The task:
Search the records that follow and extract every line containing the string "model".

The records:
╭──

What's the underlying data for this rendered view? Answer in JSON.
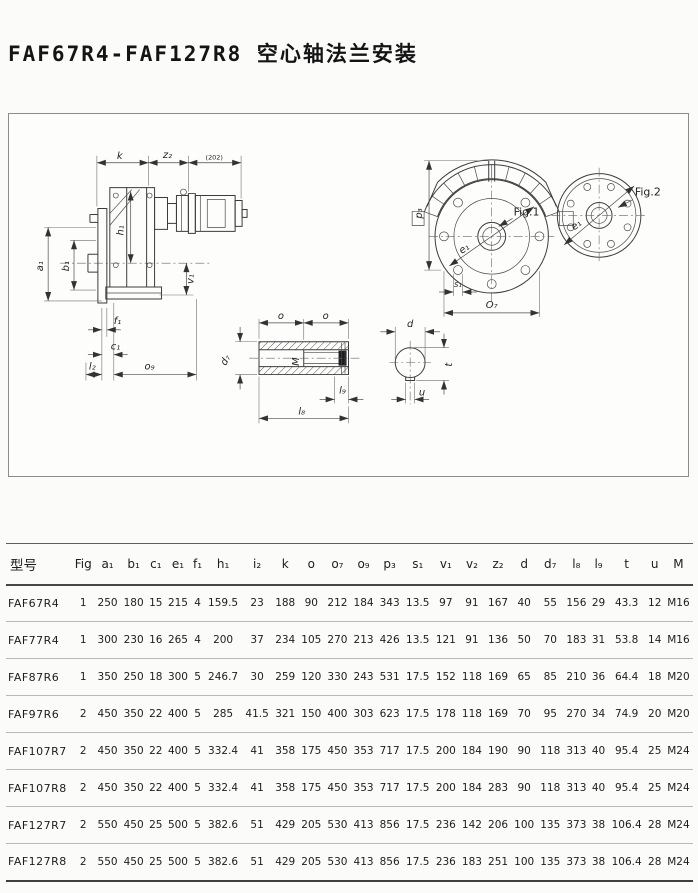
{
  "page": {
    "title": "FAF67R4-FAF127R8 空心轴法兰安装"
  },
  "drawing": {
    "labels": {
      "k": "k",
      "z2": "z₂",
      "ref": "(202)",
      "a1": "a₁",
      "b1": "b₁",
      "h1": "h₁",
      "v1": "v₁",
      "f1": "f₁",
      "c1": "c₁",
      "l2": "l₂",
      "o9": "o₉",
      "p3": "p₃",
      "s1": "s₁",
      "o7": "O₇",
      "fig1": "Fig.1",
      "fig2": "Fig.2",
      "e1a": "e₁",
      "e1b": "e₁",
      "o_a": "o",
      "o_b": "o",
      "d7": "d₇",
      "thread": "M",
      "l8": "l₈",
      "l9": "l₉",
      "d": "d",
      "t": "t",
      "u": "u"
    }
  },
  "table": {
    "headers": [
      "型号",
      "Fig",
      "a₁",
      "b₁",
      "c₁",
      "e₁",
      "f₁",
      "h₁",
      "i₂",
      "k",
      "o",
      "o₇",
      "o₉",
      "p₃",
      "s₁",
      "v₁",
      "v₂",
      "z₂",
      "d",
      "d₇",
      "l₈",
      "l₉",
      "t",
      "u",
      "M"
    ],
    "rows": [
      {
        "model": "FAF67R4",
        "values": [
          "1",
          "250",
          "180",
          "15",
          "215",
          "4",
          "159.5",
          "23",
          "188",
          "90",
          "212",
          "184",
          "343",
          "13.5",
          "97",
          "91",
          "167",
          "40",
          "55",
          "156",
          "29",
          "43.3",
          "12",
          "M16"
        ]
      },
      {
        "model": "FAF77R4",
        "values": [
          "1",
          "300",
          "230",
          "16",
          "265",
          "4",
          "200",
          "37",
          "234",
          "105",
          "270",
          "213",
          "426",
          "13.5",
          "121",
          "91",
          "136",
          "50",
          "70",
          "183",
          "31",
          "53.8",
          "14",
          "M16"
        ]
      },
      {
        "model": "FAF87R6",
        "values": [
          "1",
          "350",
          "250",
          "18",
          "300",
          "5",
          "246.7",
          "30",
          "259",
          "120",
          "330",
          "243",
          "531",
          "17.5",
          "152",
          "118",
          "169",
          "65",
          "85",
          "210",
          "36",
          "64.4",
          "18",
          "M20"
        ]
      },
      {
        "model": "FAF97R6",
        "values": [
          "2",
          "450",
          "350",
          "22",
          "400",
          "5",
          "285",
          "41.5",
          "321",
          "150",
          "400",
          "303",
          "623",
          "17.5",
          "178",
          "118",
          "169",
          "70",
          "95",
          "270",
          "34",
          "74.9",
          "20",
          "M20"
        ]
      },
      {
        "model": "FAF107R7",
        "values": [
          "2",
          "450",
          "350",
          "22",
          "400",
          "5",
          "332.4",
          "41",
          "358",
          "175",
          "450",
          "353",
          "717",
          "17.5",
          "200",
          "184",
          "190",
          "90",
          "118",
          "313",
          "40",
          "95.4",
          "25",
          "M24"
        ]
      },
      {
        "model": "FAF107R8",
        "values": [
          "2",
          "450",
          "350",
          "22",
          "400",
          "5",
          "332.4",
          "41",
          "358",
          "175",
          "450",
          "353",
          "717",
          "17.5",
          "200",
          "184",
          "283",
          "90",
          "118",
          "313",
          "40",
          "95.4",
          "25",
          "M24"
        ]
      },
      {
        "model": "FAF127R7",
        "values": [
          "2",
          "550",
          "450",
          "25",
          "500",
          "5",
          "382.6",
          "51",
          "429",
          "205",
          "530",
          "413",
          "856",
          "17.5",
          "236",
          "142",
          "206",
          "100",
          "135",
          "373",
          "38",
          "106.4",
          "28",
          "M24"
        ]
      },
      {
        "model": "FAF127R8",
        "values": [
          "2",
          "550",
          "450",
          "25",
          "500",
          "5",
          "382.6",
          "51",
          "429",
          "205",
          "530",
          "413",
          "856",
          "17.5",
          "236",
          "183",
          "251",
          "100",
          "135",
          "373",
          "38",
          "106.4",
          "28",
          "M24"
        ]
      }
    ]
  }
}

╰──

Result for this exercise:
        "model": "FAF67R4",
        "model": "FAF77R4",
        "model": "FAF87R6",
        "model": "FAF97R6",
        "model": "FAF107R7",
        "model": "FAF107R8",
        "model": "FAF127R7",
        "model": "FAF127R8",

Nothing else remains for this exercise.